(Dataset records)
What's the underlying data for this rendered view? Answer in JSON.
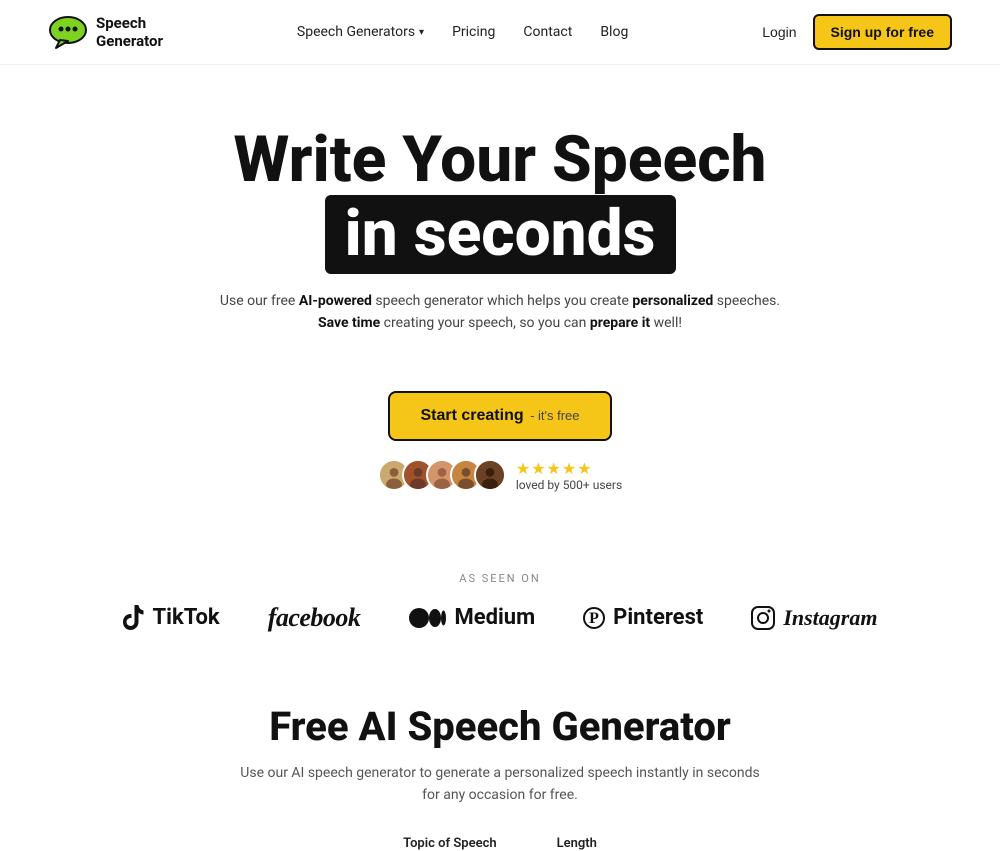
{
  "header": {
    "logo_text_line1": "Speech",
    "logo_text_line2": "Generator",
    "nav": {
      "generators_label": "Speech Generators",
      "pricing_label": "Pricing",
      "contact_label": "Contact",
      "blog_label": "Blog"
    },
    "auth": {
      "login_label": "Login",
      "signup_label": "Sign up for free"
    }
  },
  "hero": {
    "title_line1": "Write Your Speech",
    "title_line2": "in seconds",
    "subtitle_line1_prefix": "Use our free ",
    "subtitle_line1_bold": "AI-powered",
    "subtitle_line1_suffix": " speech generator which helps you create ",
    "subtitle_line1_bold2": "personalized",
    "subtitle_line1_end": " speeches.",
    "subtitle_line2_prefix": "",
    "subtitle_line2_bold": "Save time",
    "subtitle_line2_suffix": " creating your speech, so you can ",
    "subtitle_line2_bold2": "prepare it",
    "subtitle_line2_end": " well!",
    "cta_label": "Start creating",
    "cta_suffix": "- it's free",
    "social_proof": {
      "stars": "★★★★★",
      "loved_text": "loved by 500+ users"
    }
  },
  "as_seen_on": {
    "label": "AS SEEN ON",
    "brands": [
      {
        "name": "TikTok",
        "icon": "tiktok"
      },
      {
        "name": "facebook",
        "icon": "facebook"
      },
      {
        "name": "Medium",
        "icon": "medium"
      },
      {
        "name": "Pinterest",
        "icon": "pinterest"
      },
      {
        "name": "Instagram",
        "icon": "instagram"
      }
    ]
  },
  "section": {
    "heading": "Free AI Speech Generator",
    "description_line1": "Use our AI speech generator to generate a personalized speech instantly in seconds",
    "description_line2": "for any occasion for free.",
    "field1_label": "Topic of Speech",
    "field2_label": "Length"
  }
}
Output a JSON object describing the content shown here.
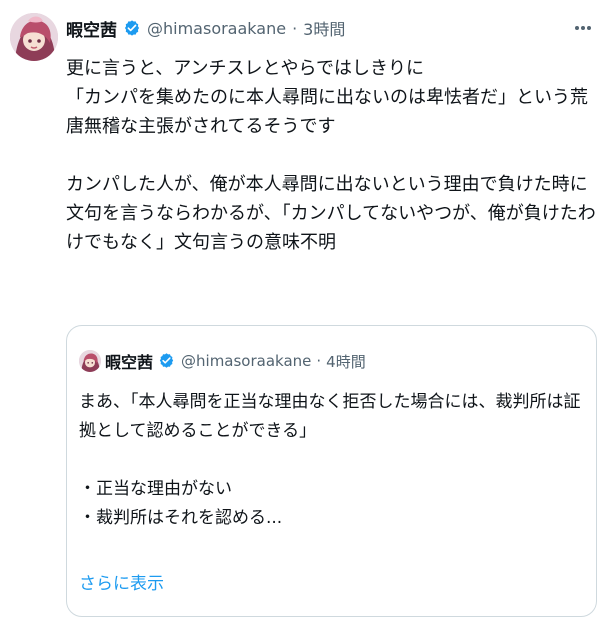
{
  "tweet": {
    "author_name": "暇空茜",
    "handle": "@himasoraakane",
    "separator": "·",
    "time": "3時間",
    "more_icon": "more-horizontal-icon",
    "text": "更に言うと、アンチスレとやらではしきりに\n「カンパを集めたのに本人尋問に出ないのは卑怯者だ」という荒唐無稽な主張がされてるそうです\n\nカンパした人が、俺が本人尋問に出ないという理由で負けた時に文句を言うならわかるが、「カンパしてないやつが、俺が負けたわけでもなく」文句言うの意味不明"
  },
  "quote": {
    "author_name": "暇空茜",
    "handle": "@himasoraakane",
    "separator": "·",
    "time": "4時間",
    "text": "まあ、「本人尋問を正当な理由なく拒否した場合には、裁判所は証拠として認めることができる」\n\n・正当な理由がない\n・裁判所はそれを認める...",
    "show_more": "さらに表示"
  },
  "colors": {
    "verified": "#1d9bf0",
    "link": "#1d9bf0",
    "muted": "#536471",
    "border": "#cfd9de"
  }
}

**What the exercise asks**
Pictures appear in the records above. Output everything except them, exactly.

**Exercise answer**
What's the underlying data for this rendered view? Answer in JSON.
{
  "header": {
    "logo_text_line1": "Speech",
    "logo_text_line2": "Generator",
    "nav": {
      "generators_label": "Speech Generators",
      "pricing_label": "Pricing",
      "contact_label": "Contact",
      "blog_label": "Blog"
    },
    "auth": {
      "login_label": "Login",
      "signup_label": "Sign up for free"
    }
  },
  "hero": {
    "title_line1": "Write Your Speech",
    "title_line2": "in seconds",
    "subtitle_line1_prefix": "Use our free ",
    "subtitle_line1_bold": "AI-powered",
    "subtitle_line1_suffix": " speech generator which helps you create ",
    "subtitle_line1_bold2": "personalized",
    "subtitle_line1_end": " speeches.",
    "subtitle_line2_prefix": "",
    "subtitle_line2_bold": "Save time",
    "subtitle_line2_suffix": " creating your speech, so you can ",
    "subtitle_line2_bold2": "prepare it",
    "subtitle_line2_end": " well!",
    "cta_label": "Start creating",
    "cta_suffix": "- it's free",
    "social_proof": {
      "stars": "★★★★★",
      "loved_text": "loved by 500+ users"
    }
  },
  "as_seen_on": {
    "label": "AS SEEN ON",
    "brands": [
      {
        "name": "TikTok",
        "icon": "tiktok"
      },
      {
        "name": "facebook",
        "icon": "facebook"
      },
      {
        "name": "Medium",
        "icon": "medium"
      },
      {
        "name": "Pinterest",
        "icon": "pinterest"
      },
      {
        "name": "Instagram",
        "icon": "instagram"
      }
    ]
  },
  "section": {
    "heading": "Free AI Speech Generator",
    "description_line1": "Use our AI speech generator to generate a personalized speech instantly in seconds",
    "description_line2": "for any occasion for free.",
    "field1_label": "Topic of Speech",
    "field2_label": "Length"
  }
}
Output a JSON object describing the content shown here.
{
  "tweet": {
    "author_name": "暇空茜",
    "handle": "@himasoraakane",
    "separator": "·",
    "time": "3時間",
    "more_icon": "more-horizontal-icon",
    "text": "更に言うと、アンチスレとやらではしきりに\n「カンパを集めたのに本人尋問に出ないのは卑怯者だ」という荒唐無稽な主張がされてるそうです\n\nカンパした人が、俺が本人尋問に出ないという理由で負けた時に文句を言うならわかるが、「カンパしてないやつが、俺が負けたわけでもなく」文句言うの意味不明"
  },
  "quote": {
    "author_name": "暇空茜",
    "handle": "@himasoraakane",
    "separator": "·",
    "time": "4時間",
    "text": "まあ、「本人尋問を正当な理由なく拒否した場合には、裁判所は証拠として認めることができる」\n\n・正当な理由がない\n・裁判所はそれを認める...",
    "show_more": "さらに表示"
  },
  "colors": {
    "verified": "#1d9bf0",
    "link": "#1d9bf0",
    "muted": "#536471",
    "border": "#cfd9de"
  }
}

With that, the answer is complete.